Leave the pictures out, and retype all of the material exactly as written.
• • •
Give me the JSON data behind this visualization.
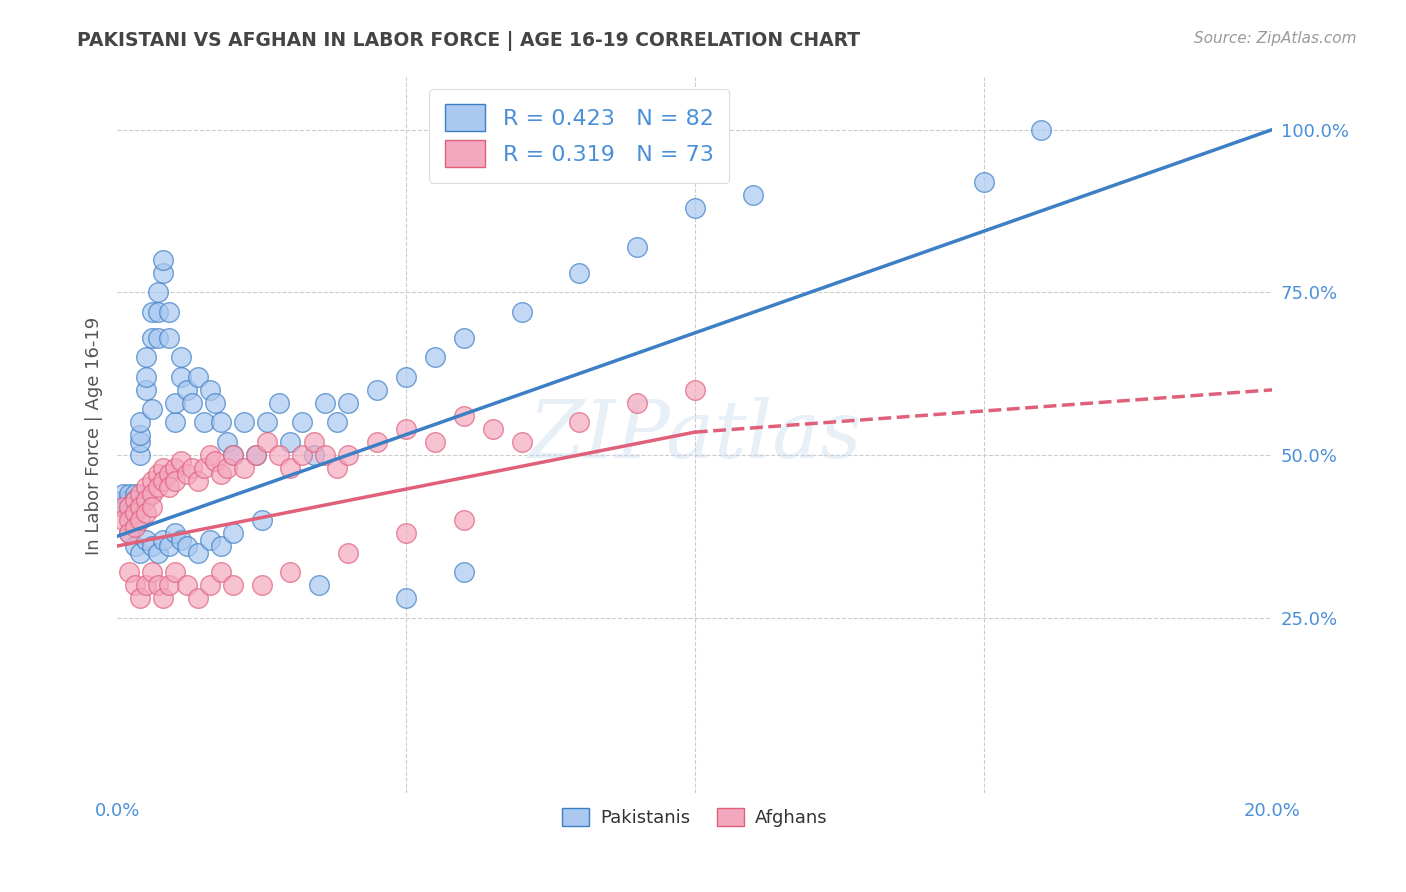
{
  "title": "PAKISTANI VS AFGHAN IN LABOR FORCE | AGE 16-19 CORRELATION CHART",
  "source": "Source: ZipAtlas.com",
  "ylabel": "In Labor Force | Age 16-19",
  "watermark": "ZIPatlas",
  "xlim": [
    0.0,
    0.2
  ],
  "ylim": [
    -0.02,
    1.08
  ],
  "xticks": [
    0.0,
    0.05,
    0.1,
    0.15,
    0.2
  ],
  "xticklabels": [
    "0.0%",
    "",
    "",
    "",
    "20.0%"
  ],
  "ytick_right_labels": [
    "",
    "25.0%",
    "50.0%",
    "75.0%",
    "100.0%"
  ],
  "ytick_right_values": [
    0.0,
    0.25,
    0.5,
    0.75,
    1.0
  ],
  "legend_entries": [
    {
      "label": "R = 0.423   N = 82",
      "color": "#a8c8f8"
    },
    {
      "label": "R = 0.319   N = 73",
      "color": "#f8b4c8"
    }
  ],
  "title_color": "#444444",
  "grid_color": "#cccccc",
  "background_color": "#ffffff",
  "pakistani_color": "#aac8f0",
  "afghan_color": "#f4a8c0",
  "pakistani_line_color": "#3d7fc4",
  "afghan_line_color": "#e0607a",
  "pakistani_scatter": {
    "x": [
      0.001,
      0.001,
      0.001,
      0.002,
      0.002,
      0.002,
      0.002,
      0.003,
      0.003,
      0.003,
      0.003,
      0.003,
      0.004,
      0.004,
      0.004,
      0.004,
      0.005,
      0.005,
      0.005,
      0.006,
      0.006,
      0.006,
      0.007,
      0.007,
      0.007,
      0.008,
      0.008,
      0.009,
      0.009,
      0.01,
      0.01,
      0.011,
      0.011,
      0.012,
      0.013,
      0.014,
      0.015,
      0.016,
      0.017,
      0.018,
      0.019,
      0.02,
      0.022,
      0.024,
      0.026,
      0.028,
      0.03,
      0.032,
      0.034,
      0.036,
      0.038,
      0.04,
      0.045,
      0.05,
      0.055,
      0.06,
      0.07,
      0.08,
      0.09,
      0.1,
      0.11,
      0.15,
      0.16,
      0.002,
      0.003,
      0.004,
      0.005,
      0.006,
      0.007,
      0.008,
      0.009,
      0.01,
      0.011,
      0.012,
      0.014,
      0.016,
      0.018,
      0.02,
      0.025,
      0.035,
      0.05,
      0.06
    ],
    "y": [
      0.43,
      0.42,
      0.44,
      0.43,
      0.42,
      0.41,
      0.44,
      0.43,
      0.44,
      0.42,
      0.41,
      0.43,
      0.5,
      0.52,
      0.53,
      0.55,
      0.6,
      0.62,
      0.65,
      0.57,
      0.68,
      0.72,
      0.68,
      0.72,
      0.75,
      0.78,
      0.8,
      0.68,
      0.72,
      0.55,
      0.58,
      0.62,
      0.65,
      0.6,
      0.58,
      0.62,
      0.55,
      0.6,
      0.58,
      0.55,
      0.52,
      0.5,
      0.55,
      0.5,
      0.55,
      0.58,
      0.52,
      0.55,
      0.5,
      0.58,
      0.55,
      0.58,
      0.6,
      0.62,
      0.65,
      0.68,
      0.72,
      0.78,
      0.82,
      0.88,
      0.9,
      0.92,
      1.0,
      0.38,
      0.36,
      0.35,
      0.37,
      0.36,
      0.35,
      0.37,
      0.36,
      0.38,
      0.37,
      0.36,
      0.35,
      0.37,
      0.36,
      0.38,
      0.4,
      0.3,
      0.28,
      0.32
    ]
  },
  "afghan_scatter": {
    "x": [
      0.001,
      0.001,
      0.002,
      0.002,
      0.002,
      0.003,
      0.003,
      0.003,
      0.004,
      0.004,
      0.004,
      0.005,
      0.005,
      0.005,
      0.006,
      0.006,
      0.006,
      0.007,
      0.007,
      0.008,
      0.008,
      0.009,
      0.009,
      0.01,
      0.01,
      0.011,
      0.012,
      0.013,
      0.014,
      0.015,
      0.016,
      0.017,
      0.018,
      0.019,
      0.02,
      0.022,
      0.024,
      0.026,
      0.028,
      0.03,
      0.032,
      0.034,
      0.036,
      0.038,
      0.04,
      0.045,
      0.05,
      0.055,
      0.06,
      0.065,
      0.07,
      0.08,
      0.09,
      0.1,
      0.002,
      0.003,
      0.004,
      0.005,
      0.006,
      0.007,
      0.008,
      0.009,
      0.01,
      0.012,
      0.014,
      0.016,
      0.018,
      0.02,
      0.025,
      0.03,
      0.04,
      0.05,
      0.06
    ],
    "y": [
      0.42,
      0.4,
      0.42,
      0.4,
      0.38,
      0.43,
      0.41,
      0.39,
      0.44,
      0.42,
      0.4,
      0.45,
      0.43,
      0.41,
      0.46,
      0.44,
      0.42,
      0.47,
      0.45,
      0.48,
      0.46,
      0.47,
      0.45,
      0.48,
      0.46,
      0.49,
      0.47,
      0.48,
      0.46,
      0.48,
      0.5,
      0.49,
      0.47,
      0.48,
      0.5,
      0.48,
      0.5,
      0.52,
      0.5,
      0.48,
      0.5,
      0.52,
      0.5,
      0.48,
      0.5,
      0.52,
      0.54,
      0.52,
      0.56,
      0.54,
      0.52,
      0.55,
      0.58,
      0.6,
      0.32,
      0.3,
      0.28,
      0.3,
      0.32,
      0.3,
      0.28,
      0.3,
      0.32,
      0.3,
      0.28,
      0.3,
      0.32,
      0.3,
      0.3,
      0.32,
      0.35,
      0.38,
      0.4
    ]
  },
  "pakistani_line": {
    "x0": 0.0,
    "y0": 0.375,
    "x1": 0.2,
    "y1": 1.0
  },
  "afghan_line_solid": {
    "x0": 0.0,
    "y0": 0.36,
    "x1": 0.1,
    "y1": 0.535
  },
  "afghan_line_dashed": {
    "x0": 0.1,
    "y0": 0.535,
    "x1": 0.2,
    "y1": 0.6
  }
}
• • •
- **Written response**:
Give me the JSON data behind this visualization.
{
  "title": "PAKISTANI VS AFGHAN IN LABOR FORCE | AGE 16-19 CORRELATION CHART",
  "source": "Source: ZipAtlas.com",
  "ylabel": "In Labor Force | Age 16-19",
  "watermark": "ZIPatlas",
  "xlim": [
    0.0,
    0.2
  ],
  "ylim": [
    -0.02,
    1.08
  ],
  "xticks": [
    0.0,
    0.05,
    0.1,
    0.15,
    0.2
  ],
  "xticklabels": [
    "0.0%",
    "",
    "",
    "",
    "20.0%"
  ],
  "ytick_right_labels": [
    "",
    "25.0%",
    "50.0%",
    "75.0%",
    "100.0%"
  ],
  "ytick_right_values": [
    0.0,
    0.25,
    0.5,
    0.75,
    1.0
  ],
  "legend_entries": [
    {
      "label": "R = 0.423   N = 82",
      "color": "#a8c8f8"
    },
    {
      "label": "R = 0.319   N = 73",
      "color": "#f8b4c8"
    }
  ],
  "title_color": "#444444",
  "grid_color": "#cccccc",
  "background_color": "#ffffff",
  "pakistani_color": "#aac8f0",
  "afghan_color": "#f4a8c0",
  "pakistani_line_color": "#3d7fc4",
  "afghan_line_color": "#e0607a",
  "pakistani_scatter": {
    "x": [
      0.001,
      0.001,
      0.001,
      0.002,
      0.002,
      0.002,
      0.002,
      0.003,
      0.003,
      0.003,
      0.003,
      0.003,
      0.004,
      0.004,
      0.004,
      0.004,
      0.005,
      0.005,
      0.005,
      0.006,
      0.006,
      0.006,
      0.007,
      0.007,
      0.007,
      0.008,
      0.008,
      0.009,
      0.009,
      0.01,
      0.01,
      0.011,
      0.011,
      0.012,
      0.013,
      0.014,
      0.015,
      0.016,
      0.017,
      0.018,
      0.019,
      0.02,
      0.022,
      0.024,
      0.026,
      0.028,
      0.03,
      0.032,
      0.034,
      0.036,
      0.038,
      0.04,
      0.045,
      0.05,
      0.055,
      0.06,
      0.07,
      0.08,
      0.09,
      0.1,
      0.11,
      0.15,
      0.16,
      0.002,
      0.003,
      0.004,
      0.005,
      0.006,
      0.007,
      0.008,
      0.009,
      0.01,
      0.011,
      0.012,
      0.014,
      0.016,
      0.018,
      0.02,
      0.025,
      0.035,
      0.05,
      0.06
    ],
    "y": [
      0.43,
      0.42,
      0.44,
      0.43,
      0.42,
      0.41,
      0.44,
      0.43,
      0.44,
      0.42,
      0.41,
      0.43,
      0.5,
      0.52,
      0.53,
      0.55,
      0.6,
      0.62,
      0.65,
      0.57,
      0.68,
      0.72,
      0.68,
      0.72,
      0.75,
      0.78,
      0.8,
      0.68,
      0.72,
      0.55,
      0.58,
      0.62,
      0.65,
      0.6,
      0.58,
      0.62,
      0.55,
      0.6,
      0.58,
      0.55,
      0.52,
      0.5,
      0.55,
      0.5,
      0.55,
      0.58,
      0.52,
      0.55,
      0.5,
      0.58,
      0.55,
      0.58,
      0.6,
      0.62,
      0.65,
      0.68,
      0.72,
      0.78,
      0.82,
      0.88,
      0.9,
      0.92,
      1.0,
      0.38,
      0.36,
      0.35,
      0.37,
      0.36,
      0.35,
      0.37,
      0.36,
      0.38,
      0.37,
      0.36,
      0.35,
      0.37,
      0.36,
      0.38,
      0.4,
      0.3,
      0.28,
      0.32
    ]
  },
  "afghan_scatter": {
    "x": [
      0.001,
      0.001,
      0.002,
      0.002,
      0.002,
      0.003,
      0.003,
      0.003,
      0.004,
      0.004,
      0.004,
      0.005,
      0.005,
      0.005,
      0.006,
      0.006,
      0.006,
      0.007,
      0.007,
      0.008,
      0.008,
      0.009,
      0.009,
      0.01,
      0.01,
      0.011,
      0.012,
      0.013,
      0.014,
      0.015,
      0.016,
      0.017,
      0.018,
      0.019,
      0.02,
      0.022,
      0.024,
      0.026,
      0.028,
      0.03,
      0.032,
      0.034,
      0.036,
      0.038,
      0.04,
      0.045,
      0.05,
      0.055,
      0.06,
      0.065,
      0.07,
      0.08,
      0.09,
      0.1,
      0.002,
      0.003,
      0.004,
      0.005,
      0.006,
      0.007,
      0.008,
      0.009,
      0.01,
      0.012,
      0.014,
      0.016,
      0.018,
      0.02,
      0.025,
      0.03,
      0.04,
      0.05,
      0.06
    ],
    "y": [
      0.42,
      0.4,
      0.42,
      0.4,
      0.38,
      0.43,
      0.41,
      0.39,
      0.44,
      0.42,
      0.4,
      0.45,
      0.43,
      0.41,
      0.46,
      0.44,
      0.42,
      0.47,
      0.45,
      0.48,
      0.46,
      0.47,
      0.45,
      0.48,
      0.46,
      0.49,
      0.47,
      0.48,
      0.46,
      0.48,
      0.5,
      0.49,
      0.47,
      0.48,
      0.5,
      0.48,
      0.5,
      0.52,
      0.5,
      0.48,
      0.5,
      0.52,
      0.5,
      0.48,
      0.5,
      0.52,
      0.54,
      0.52,
      0.56,
      0.54,
      0.52,
      0.55,
      0.58,
      0.6,
      0.32,
      0.3,
      0.28,
      0.3,
      0.32,
      0.3,
      0.28,
      0.3,
      0.32,
      0.3,
      0.28,
      0.3,
      0.32,
      0.3,
      0.3,
      0.32,
      0.35,
      0.38,
      0.4
    ]
  },
  "pakistani_line": {
    "x0": 0.0,
    "y0": 0.375,
    "x1": 0.2,
    "y1": 1.0
  },
  "afghan_line_solid": {
    "x0": 0.0,
    "y0": 0.36,
    "x1": 0.1,
    "y1": 0.535
  },
  "afghan_line_dashed": {
    "x0": 0.1,
    "y0": 0.535,
    "x1": 0.2,
    "y1": 0.6
  }
}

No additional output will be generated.